> **Records shown**
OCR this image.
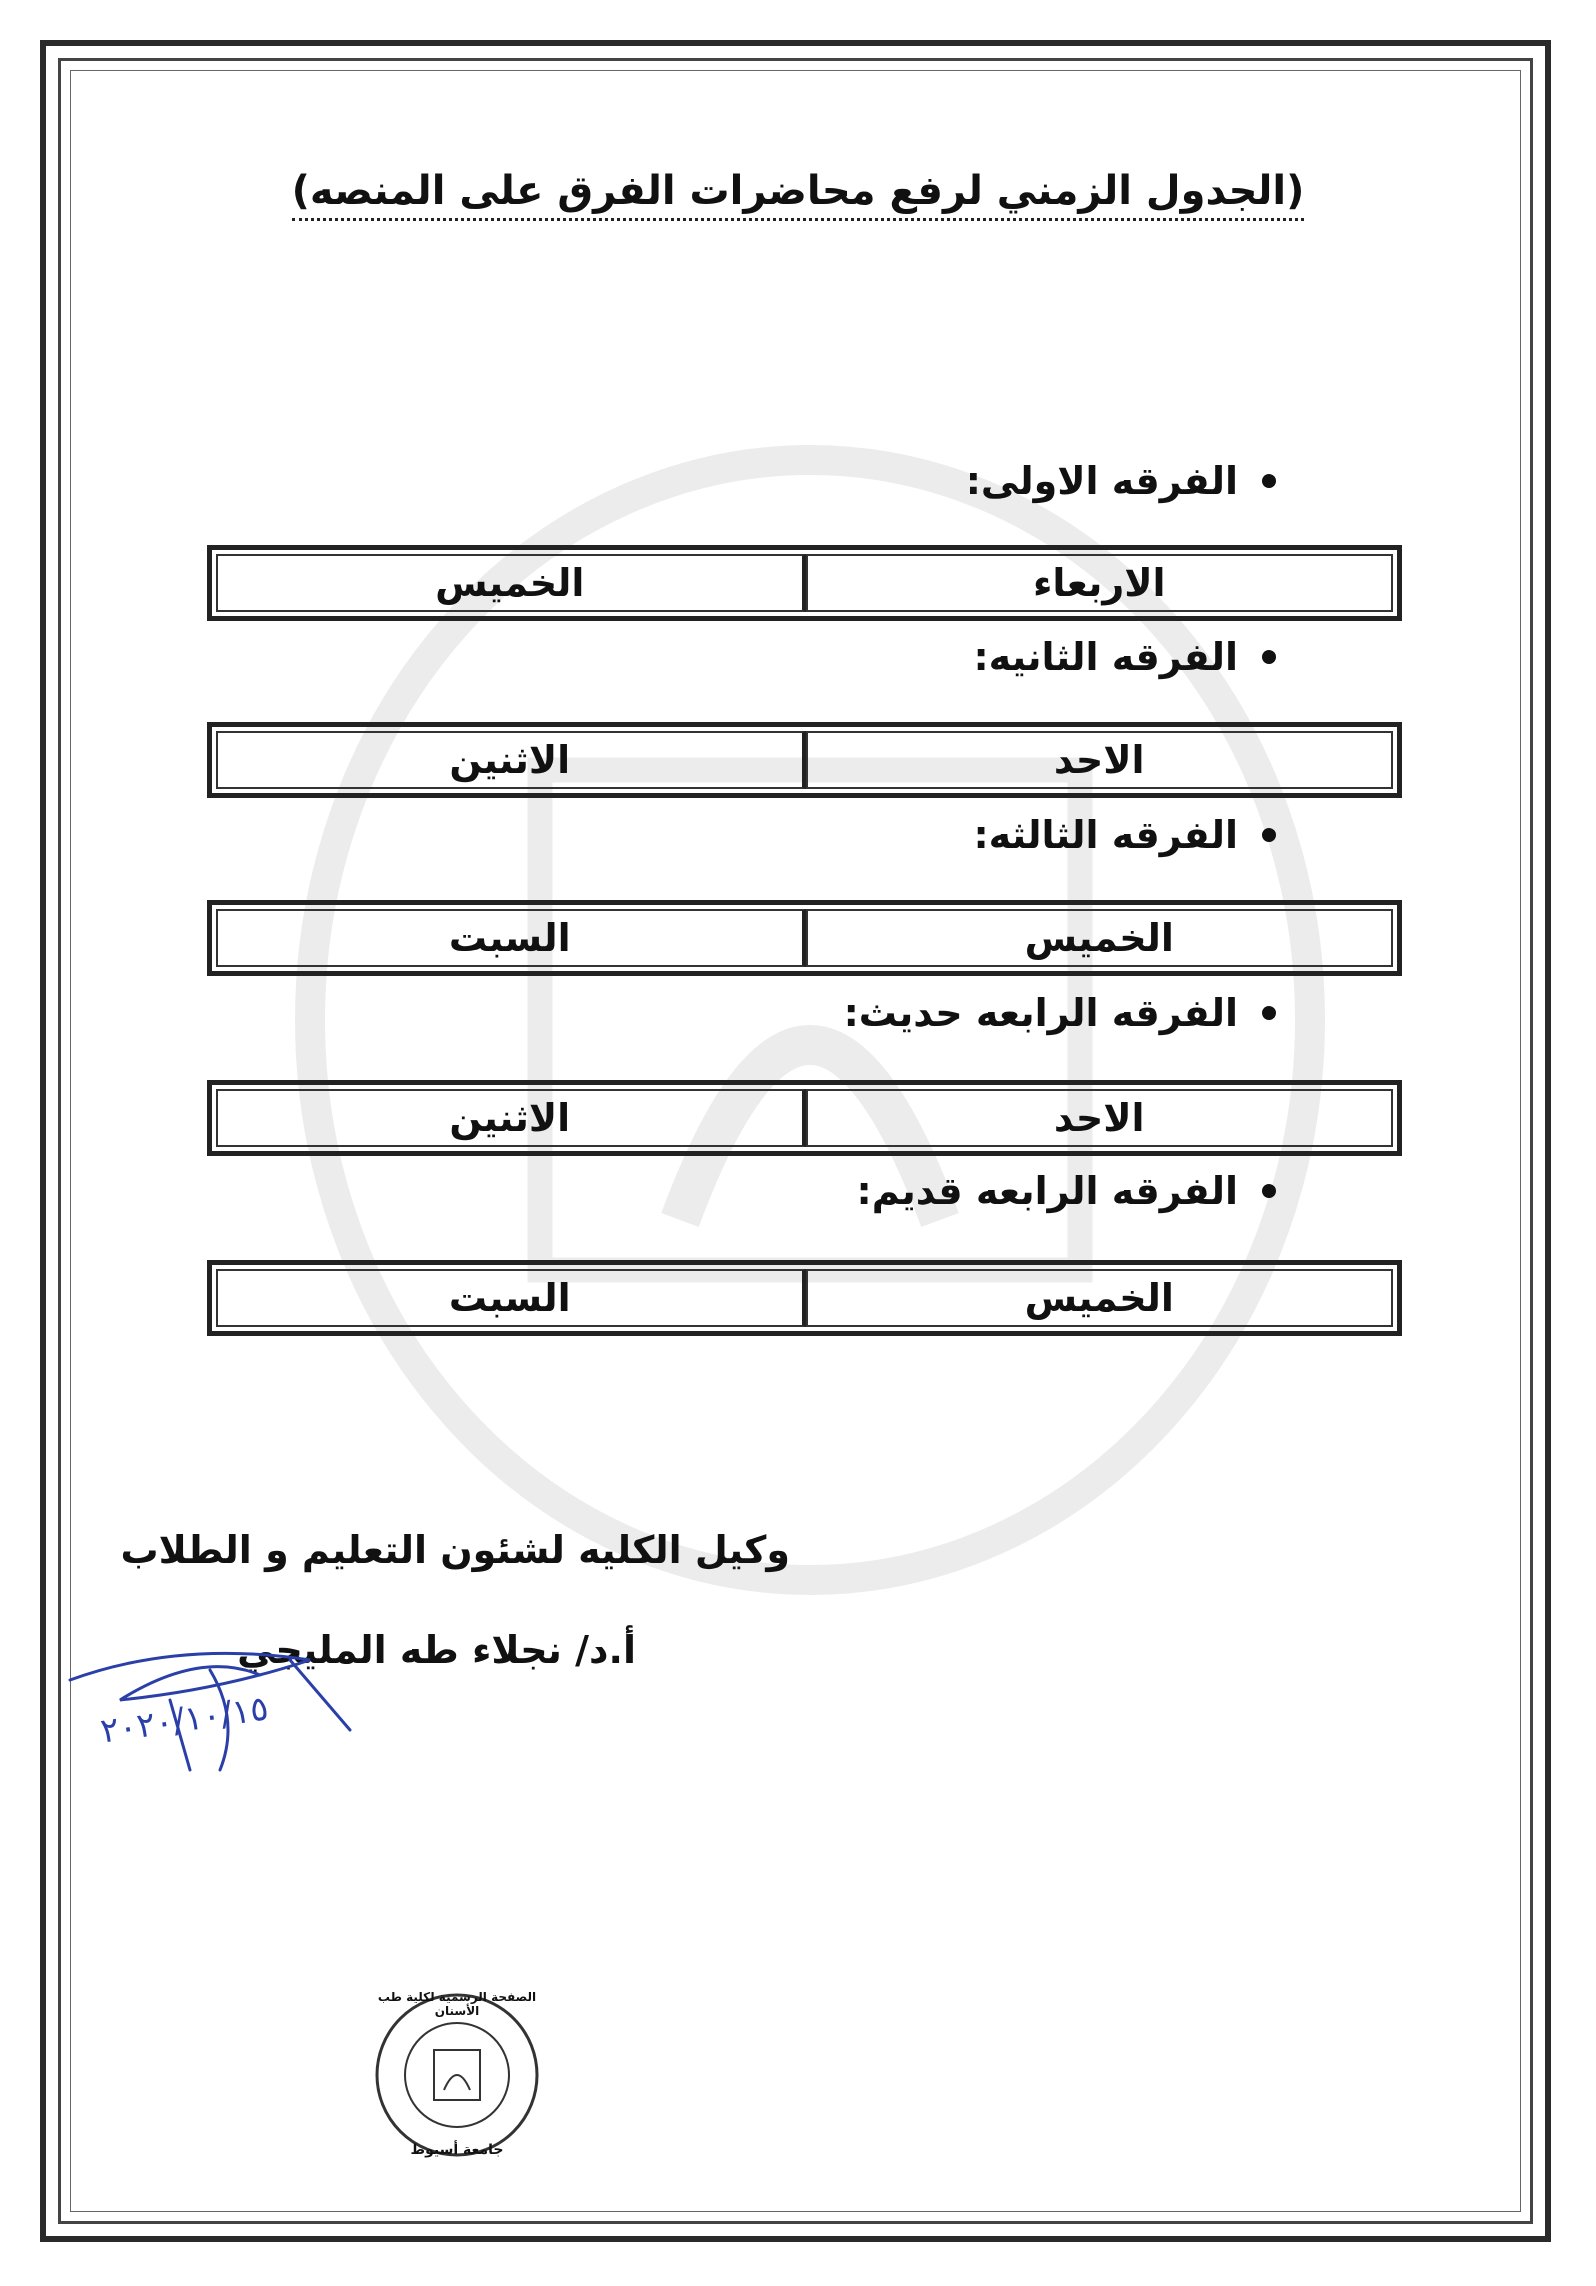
(الجدول الزمني لرفع محاضرات الفرق على المنصه)

الفرقه الاولى:

الاربعاء
الخميس

الفرقه الثانيه:

الاحد
الاثنين

الفرقه الثالثه:

الخميس
السبت

الفرقه الرابعه حديث:

الاحد
الاثنين

الفرقه الرابعه قديم:

الخميس
السبت
وكيل الكليه لشئون التعليم و الطلاب
أ.د/ نجلاء طه المليجي
٢٠٢٠/١٠/١٥
الصفحة الرسمية لكلية طب الأسنان
جامعة أسيوط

> **Exercise requirements**
Omit the pictures and restate the rest of the records verbatim.

> **Response for this exercise**
OCR this image.
(الجدول الزمني لرفع محاضرات الفرق على المنصه)

الفرقه الاولى:

الاربعاء
الخميس

الفرقه الثانيه:

الاحد
الاثنين

الفرقه الثالثه:

الخميس
السبت

الفرقه الرابعه حديث:

الاحد
الاثنين

الفرقه الرابعه قديم:

الخميس
السبت
وكيل الكليه لشئون التعليم و الطلاب
أ.د/ نجلاء طه المليجي
٢٠٢٠/١٠/١٥
الصفحة الرسمية لكلية طب الأسنان
جامعة أسيوط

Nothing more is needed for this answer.